→ Problem to solve
Go through the entries below and print each one exactly, leaving out pictures.
#### Supplied material
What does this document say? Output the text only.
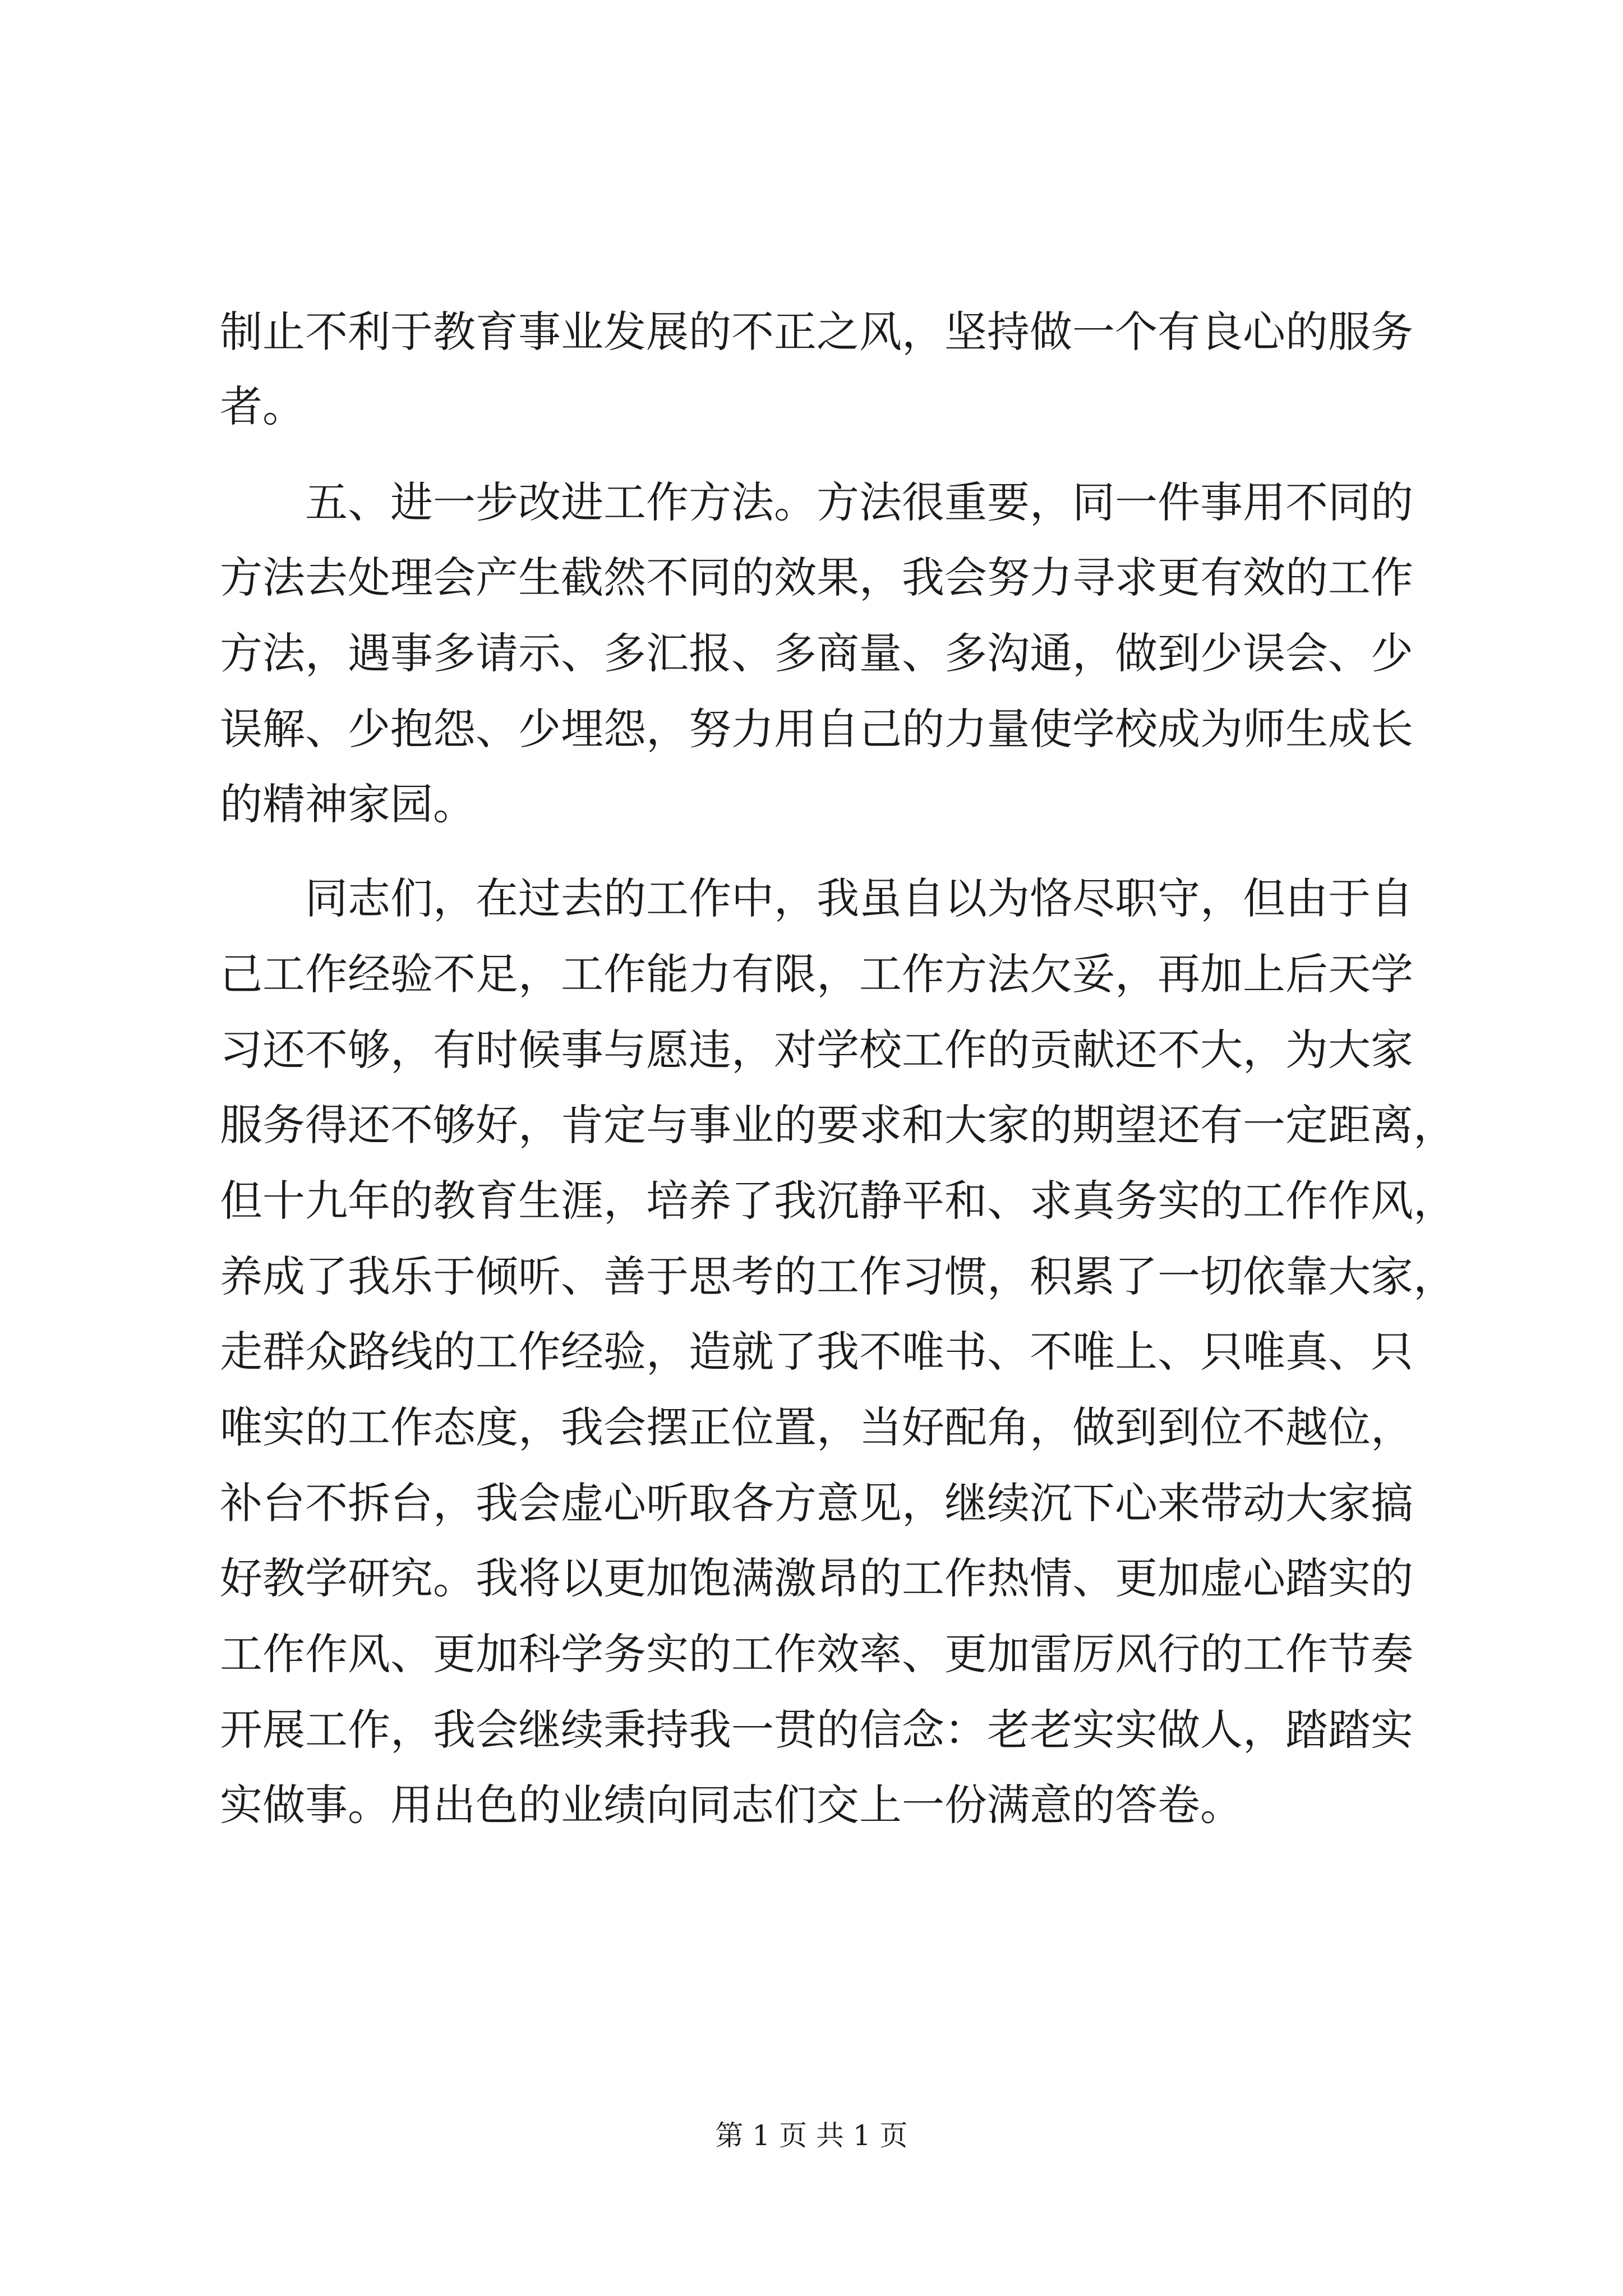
制止不利于教育事业发展的不正之风，坚持做一个有良心的服务
者。
五、进一步改进工作方法。方法很重要，同一件事用不同的
方法去处理会产生截然不同的效果，我会努力寻求更有效的工作
方法，遇事多请示、多汇报、多商量、多沟通，做到少误会、少
误解、少抱怨、少埋怨，努力用自己的力量使学校成为师生成长
的精神家园。
同志们，在过去的工作中，我虽自以为恪尽职守，但由于自
己工作经验不足，工作能力有限，工作方法欠妥，再加上后天学
习还不够，有时候事与愿违，对学校工作的贡献还不大，为大家
服务得还不够好，肯定与事业的要求和大家的期望还有一定距离，
但十九年的教育生涯，培养了我沉静平和、求真务实的工作作风，
养成了我乐于倾听、善于思考的工作习惯，积累了一切依靠大家，
走群众路线的工作经验，造就了我不唯书、不唯上、只唯真、只
唯实的工作态度，我会摆正位置，当好配角，做到到位不越位，
补台不拆台，我会虚心听取各方意见，继续沉下心来带动大家搞
好教学研究。我将以更加饱满激昂的工作热情、更加虚心踏实的
工作作风、更加科学务实的工作效率、更加雷厉风行的工作节奏
开展工作，我会继续秉持我一贯的信念：老老实实做人，踏踏实
实做事。用出色的业绩向同志们交上一份满意的答卷。
第 1 页 共 1 页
########
→ Answer
What does this document say? Output the text only.
制止不利于教育事业发展的不正之风，坚持做一个有良心的服务
者。
五、进一步改进工作方法。方法很重要，同一件事用不同的
方法去处理会产生截然不同的效果，我会努力寻求更有效的工作
方法，遇事多请示、多汇报、多商量、多沟通，做到少误会、少
误解、少抱怨、少埋怨，努力用自己的力量使学校成为师生成长
的精神家园。
同志们，在过去的工作中，我虽自以为恪尽职守，但由于自
己工作经验不足，工作能力有限，工作方法欠妥，再加上后天学
习还不够，有时候事与愿违，对学校工作的贡献还不大，为大家
服务得还不够好，肯定与事业的要求和大家的期望还有一定距离，
但十九年的教育生涯，培养了我沉静平和、求真务实的工作作风，
养成了我乐于倾听、善于思考的工作习惯，积累了一切依靠大家，
走群众路线的工作经验，造就了我不唯书、不唯上、只唯真、只
唯实的工作态度，我会摆正位置，当好配角，做到到位不越位，
补台不拆台，我会虚心听取各方意见，继续沉下心来带动大家搞
好教学研究。我将以更加饱满激昂的工作热情、更加虚心踏实的
工作作风、更加科学务实的工作效率、更加雷厉风行的工作节奏
开展工作，我会继续秉持我一贯的信念：老老实实做人，踏踏实
实做事。用出色的业绩向同志们交上一份满意的答卷。
第 1 页 共 1 页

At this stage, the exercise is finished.